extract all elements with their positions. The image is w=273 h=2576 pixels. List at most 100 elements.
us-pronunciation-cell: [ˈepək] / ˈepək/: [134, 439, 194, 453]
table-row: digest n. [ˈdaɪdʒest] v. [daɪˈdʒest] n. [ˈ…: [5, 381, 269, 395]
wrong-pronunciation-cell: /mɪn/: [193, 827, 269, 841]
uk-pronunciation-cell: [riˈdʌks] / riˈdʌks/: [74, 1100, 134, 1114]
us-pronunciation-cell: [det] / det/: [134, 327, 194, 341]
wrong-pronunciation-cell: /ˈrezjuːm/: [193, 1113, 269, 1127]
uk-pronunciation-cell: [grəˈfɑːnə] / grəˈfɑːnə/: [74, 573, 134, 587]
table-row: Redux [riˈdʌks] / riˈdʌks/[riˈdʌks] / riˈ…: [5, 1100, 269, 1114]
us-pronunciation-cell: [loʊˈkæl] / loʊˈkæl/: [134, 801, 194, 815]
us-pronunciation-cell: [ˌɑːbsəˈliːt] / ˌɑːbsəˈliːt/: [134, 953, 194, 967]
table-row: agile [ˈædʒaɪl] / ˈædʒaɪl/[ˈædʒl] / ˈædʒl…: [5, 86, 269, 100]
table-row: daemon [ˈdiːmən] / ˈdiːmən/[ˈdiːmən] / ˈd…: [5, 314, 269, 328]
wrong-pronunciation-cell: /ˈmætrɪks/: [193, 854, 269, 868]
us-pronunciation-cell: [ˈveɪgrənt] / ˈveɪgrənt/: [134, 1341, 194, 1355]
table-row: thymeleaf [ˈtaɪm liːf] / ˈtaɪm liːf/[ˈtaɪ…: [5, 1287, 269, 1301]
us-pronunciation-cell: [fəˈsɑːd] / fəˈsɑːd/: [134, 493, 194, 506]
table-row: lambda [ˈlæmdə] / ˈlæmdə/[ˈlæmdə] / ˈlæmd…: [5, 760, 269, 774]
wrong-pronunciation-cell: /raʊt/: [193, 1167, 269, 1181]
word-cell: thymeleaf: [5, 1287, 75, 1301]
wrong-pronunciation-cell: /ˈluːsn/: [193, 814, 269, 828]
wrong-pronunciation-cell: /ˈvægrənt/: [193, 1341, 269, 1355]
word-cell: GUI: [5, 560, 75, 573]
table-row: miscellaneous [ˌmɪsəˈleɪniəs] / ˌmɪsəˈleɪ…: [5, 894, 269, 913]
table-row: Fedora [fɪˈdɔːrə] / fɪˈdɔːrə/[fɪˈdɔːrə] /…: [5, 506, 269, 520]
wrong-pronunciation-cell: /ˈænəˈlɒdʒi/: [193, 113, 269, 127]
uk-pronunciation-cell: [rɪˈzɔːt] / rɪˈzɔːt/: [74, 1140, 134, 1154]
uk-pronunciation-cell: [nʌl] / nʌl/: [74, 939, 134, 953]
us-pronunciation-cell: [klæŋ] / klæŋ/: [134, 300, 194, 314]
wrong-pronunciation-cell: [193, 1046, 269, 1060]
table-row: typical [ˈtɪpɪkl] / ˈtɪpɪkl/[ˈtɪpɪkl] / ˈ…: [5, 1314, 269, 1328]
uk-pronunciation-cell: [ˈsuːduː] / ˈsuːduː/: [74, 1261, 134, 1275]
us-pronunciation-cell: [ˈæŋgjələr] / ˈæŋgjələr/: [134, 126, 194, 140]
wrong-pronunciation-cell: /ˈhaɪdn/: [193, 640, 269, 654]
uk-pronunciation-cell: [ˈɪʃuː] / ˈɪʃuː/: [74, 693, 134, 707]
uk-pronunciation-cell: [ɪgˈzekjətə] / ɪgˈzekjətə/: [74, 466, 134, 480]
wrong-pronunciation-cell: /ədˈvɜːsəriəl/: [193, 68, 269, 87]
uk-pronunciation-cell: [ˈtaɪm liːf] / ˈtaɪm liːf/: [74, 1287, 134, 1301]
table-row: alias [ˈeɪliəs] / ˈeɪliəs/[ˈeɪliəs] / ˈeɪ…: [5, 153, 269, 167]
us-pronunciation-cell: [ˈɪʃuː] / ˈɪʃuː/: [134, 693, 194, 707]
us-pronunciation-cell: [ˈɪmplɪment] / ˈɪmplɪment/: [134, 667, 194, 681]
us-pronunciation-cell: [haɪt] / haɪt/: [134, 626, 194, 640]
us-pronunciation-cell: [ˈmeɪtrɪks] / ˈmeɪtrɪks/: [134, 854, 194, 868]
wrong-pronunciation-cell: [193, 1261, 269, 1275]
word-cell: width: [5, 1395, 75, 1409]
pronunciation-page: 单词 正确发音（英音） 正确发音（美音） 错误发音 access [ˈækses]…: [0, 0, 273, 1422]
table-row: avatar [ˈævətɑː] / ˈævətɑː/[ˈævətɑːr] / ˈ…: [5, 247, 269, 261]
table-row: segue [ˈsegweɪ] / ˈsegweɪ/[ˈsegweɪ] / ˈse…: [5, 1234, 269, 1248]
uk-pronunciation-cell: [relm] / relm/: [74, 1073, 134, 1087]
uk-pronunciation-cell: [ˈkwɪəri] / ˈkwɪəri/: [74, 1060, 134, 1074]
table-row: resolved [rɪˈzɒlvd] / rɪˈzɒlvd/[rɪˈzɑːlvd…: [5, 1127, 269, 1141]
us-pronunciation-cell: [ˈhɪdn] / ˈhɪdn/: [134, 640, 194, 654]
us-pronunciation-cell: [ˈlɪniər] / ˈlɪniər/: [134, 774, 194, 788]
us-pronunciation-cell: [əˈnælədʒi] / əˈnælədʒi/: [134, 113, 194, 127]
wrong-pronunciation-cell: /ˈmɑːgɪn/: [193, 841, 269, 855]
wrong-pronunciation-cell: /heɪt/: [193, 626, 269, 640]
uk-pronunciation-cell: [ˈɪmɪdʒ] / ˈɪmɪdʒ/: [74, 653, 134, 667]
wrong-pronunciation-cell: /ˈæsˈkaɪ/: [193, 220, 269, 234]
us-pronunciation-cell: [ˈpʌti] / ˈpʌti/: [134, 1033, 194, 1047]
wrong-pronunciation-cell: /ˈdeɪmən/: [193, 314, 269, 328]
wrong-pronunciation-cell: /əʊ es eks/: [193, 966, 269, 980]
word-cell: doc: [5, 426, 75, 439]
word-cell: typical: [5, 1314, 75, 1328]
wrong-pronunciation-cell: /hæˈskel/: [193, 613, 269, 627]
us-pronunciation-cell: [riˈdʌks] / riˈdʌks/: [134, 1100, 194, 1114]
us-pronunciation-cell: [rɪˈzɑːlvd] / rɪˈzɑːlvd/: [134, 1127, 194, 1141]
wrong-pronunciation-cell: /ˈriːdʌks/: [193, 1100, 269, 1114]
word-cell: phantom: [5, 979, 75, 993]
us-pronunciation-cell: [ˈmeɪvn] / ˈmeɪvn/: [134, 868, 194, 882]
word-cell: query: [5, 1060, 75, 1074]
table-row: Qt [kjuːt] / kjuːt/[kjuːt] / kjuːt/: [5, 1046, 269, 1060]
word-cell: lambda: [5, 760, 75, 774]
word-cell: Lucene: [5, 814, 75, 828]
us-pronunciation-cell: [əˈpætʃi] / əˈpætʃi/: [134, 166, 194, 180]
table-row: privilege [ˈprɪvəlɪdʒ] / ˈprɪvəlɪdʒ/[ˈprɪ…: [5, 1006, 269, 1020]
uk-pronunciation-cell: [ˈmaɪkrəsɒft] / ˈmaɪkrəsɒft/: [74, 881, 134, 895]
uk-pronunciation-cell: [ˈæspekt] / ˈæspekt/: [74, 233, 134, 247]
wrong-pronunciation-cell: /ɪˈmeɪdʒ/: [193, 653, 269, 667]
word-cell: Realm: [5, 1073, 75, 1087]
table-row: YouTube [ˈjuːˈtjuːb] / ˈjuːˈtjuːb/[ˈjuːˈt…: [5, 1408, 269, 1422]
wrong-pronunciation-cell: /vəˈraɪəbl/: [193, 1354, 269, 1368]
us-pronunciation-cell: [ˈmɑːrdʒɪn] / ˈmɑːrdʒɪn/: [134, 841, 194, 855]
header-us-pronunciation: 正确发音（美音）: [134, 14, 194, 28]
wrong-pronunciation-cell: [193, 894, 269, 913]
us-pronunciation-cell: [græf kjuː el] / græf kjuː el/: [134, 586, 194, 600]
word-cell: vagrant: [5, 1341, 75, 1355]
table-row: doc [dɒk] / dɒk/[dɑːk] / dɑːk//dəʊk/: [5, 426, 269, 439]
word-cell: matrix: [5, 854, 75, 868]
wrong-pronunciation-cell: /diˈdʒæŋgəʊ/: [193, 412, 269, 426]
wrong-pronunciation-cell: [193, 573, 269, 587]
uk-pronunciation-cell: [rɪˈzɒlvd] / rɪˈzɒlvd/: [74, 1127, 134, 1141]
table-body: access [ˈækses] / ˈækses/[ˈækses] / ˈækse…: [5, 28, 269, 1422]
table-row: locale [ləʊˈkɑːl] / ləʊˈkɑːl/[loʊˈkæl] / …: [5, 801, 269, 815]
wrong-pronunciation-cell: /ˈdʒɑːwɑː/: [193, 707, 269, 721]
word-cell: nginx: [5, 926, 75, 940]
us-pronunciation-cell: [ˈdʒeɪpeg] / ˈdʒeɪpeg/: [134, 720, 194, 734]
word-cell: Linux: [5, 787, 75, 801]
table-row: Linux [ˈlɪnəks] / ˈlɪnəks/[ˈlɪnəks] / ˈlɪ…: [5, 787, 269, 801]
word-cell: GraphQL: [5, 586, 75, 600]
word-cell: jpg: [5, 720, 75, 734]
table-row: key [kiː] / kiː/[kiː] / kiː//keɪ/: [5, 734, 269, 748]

────────────────────────────────────────

→ **What this task involves**
Lay out everything from the top of the data above down through the line containing "us-pronunciation-cell: [ˌɑːbsəˈliːt] /" as a JSON list of strings, one string per line, skipping any blank lines.

→ **Answer to the problem**
[
  "extract all elements with their positions. The image is w=273 h=2576 pixels. List at most 100 elements.",
  "us-pronunciation-cell: [ˈepək] / ˈepək/: [134, 439, 194, 453]",
  "table-row: digest n. [ˈdaɪdʒest] v. [daɪˈdʒest] n. [ˈ…: [5, 381, 269, 395]",
  "wrong-pronunciation-cell: /mɪn/: [193, 827, 269, 841]",
  "uk-pronunciation-cell: [riˈdʌks] / riˈdʌks/: [74, 1100, 134, 1114]",
  "us-pronunciation-cell: [det] / det/: [134, 327, 194, 341]",
  "wrong-pronunciation-cell: /ˈrezjuːm/: [193, 1113, 269, 1127]",
  "uk-pronunciation-cell: [grəˈfɑːnə] / grəˈfɑːnə/: [74, 573, 134, 587]",
  "table-row: Redux [riˈdʌks] / riˈdʌks/[riˈdʌks] / riˈ…: [5, 1100, 269, 1114]",
  "us-pronunciation-cell: [loʊˈkæl] / loʊˈkæl/: [134, 801, 194, 815]",
  "us-pronunciation-cell: [ˌɑːbsəˈliːt] / ˌɑːbsəˈliːt/: [134, 953, 194, 967]"
]